⟨

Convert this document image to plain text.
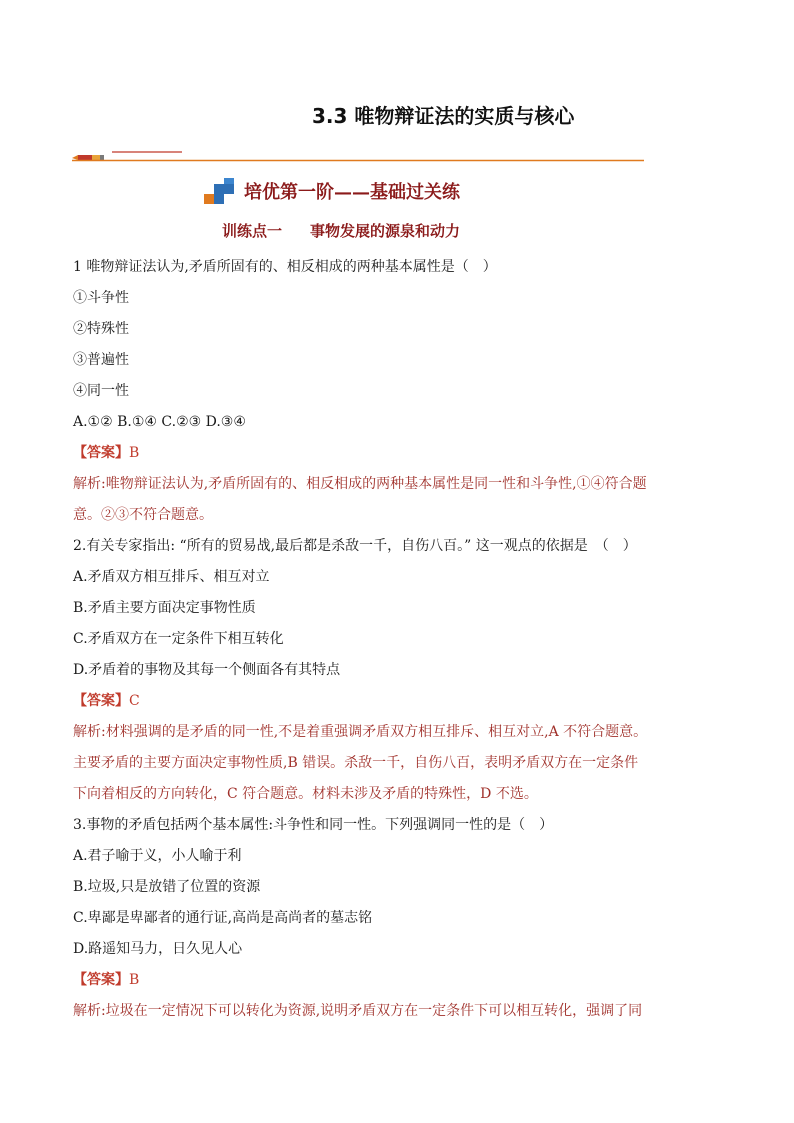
3.3 唯物辩证法的实质与核心
培优第一阶——基础过关练
训练点一 事物发展的源泉和动力
1 唯物辩证法认为,矛盾所固有的、相反相成的两种基本属性是（　）
①斗争性
②特殊性
③普遍性
④同一性
A.①② B.①④ C.②③ D.③④
【答案】B
解析:唯物辩证法认为,矛盾所固有的、相反相成的两种基本属性是同一性和斗争性,①④符合题
意。②③不符合题意。
2.有关专家指出: “所有的贸易战,最后都是杀敌一千，自伤八百。” 这一观点的依据是　（　）
A.矛盾双方相互排斥、相互对立
B.矛盾主要方面决定事物性质
C.矛盾双方在一定条件下相互转化
D.矛盾着的事物及其每一个侧面各有其特点
【答案】C
解析:材料强调的是矛盾的同一性,不是着重强调矛盾双方相互排斥、相互对立,A 不符合题意。
主要矛盾的主要方面决定事物性质,B 错误。杀敌一千，自伤八百，表明矛盾双方在一定条件
下向着相反的方向转化，C 符合题意。材料未涉及矛盾的特殊性，D 不选。
3.事物的矛盾包括两个基本属性:斗争性和同一性。下列强调同一性的是（　）
A.君子喻于义，小人喻于利
B.垃圾,只是放错了位置的资源
C.卑鄙是卑鄙者的通行证,高尚是高尚者的墓志铭
D.路遥知马力，日久见人心
【答案】B
解析:垃圾在一定情况下可以转化为资源,说明矛盾双方在一定条件下可以相互转化，强调了同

⟩

Write out each entry exactly as given, but skip the pictures.

● Finished exercise:
Convert this document image to plain text.
3.3 唯物辩证法的实质与核心
培优第一阶——基础过关练
训练点一 事物发展的源泉和动力
1 唯物辩证法认为,矛盾所固有的、相反相成的两种基本属性是（　）
①斗争性
②特殊性
③普遍性
④同一性
A.①② B.①④ C.②③ D.③④
【答案】B
解析:唯物辩证法认为,矛盾所固有的、相反相成的两种基本属性是同一性和斗争性,①④符合题
意。②③不符合题意。
2.有关专家指出: “所有的贸易战,最后都是杀敌一千，自伤八百。” 这一观点的依据是　（　）
A.矛盾双方相互排斥、相互对立
B.矛盾主要方面决定事物性质
C.矛盾双方在一定条件下相互转化
D.矛盾着的事物及其每一个侧面各有其特点
【答案】C
解析:材料强调的是矛盾的同一性,不是着重强调矛盾双方相互排斥、相互对立,A 不符合题意。
主要矛盾的主要方面决定事物性质,B 错误。杀敌一千，自伤八百，表明矛盾双方在一定条件
下向着相反的方向转化，C 符合题意。材料未涉及矛盾的特殊性，D 不选。
3.事物的矛盾包括两个基本属性:斗争性和同一性。下列强调同一性的是（　）
A.君子喻于义，小人喻于利
B.垃圾,只是放错了位置的资源
C.卑鄙是卑鄙者的通行证,高尚是高尚者的墓志铭
D.路遥知马力，日久见人心
【答案】B
解析:垃圾在一定情况下可以转化为资源,说明矛盾双方在一定条件下可以相互转化，强调了同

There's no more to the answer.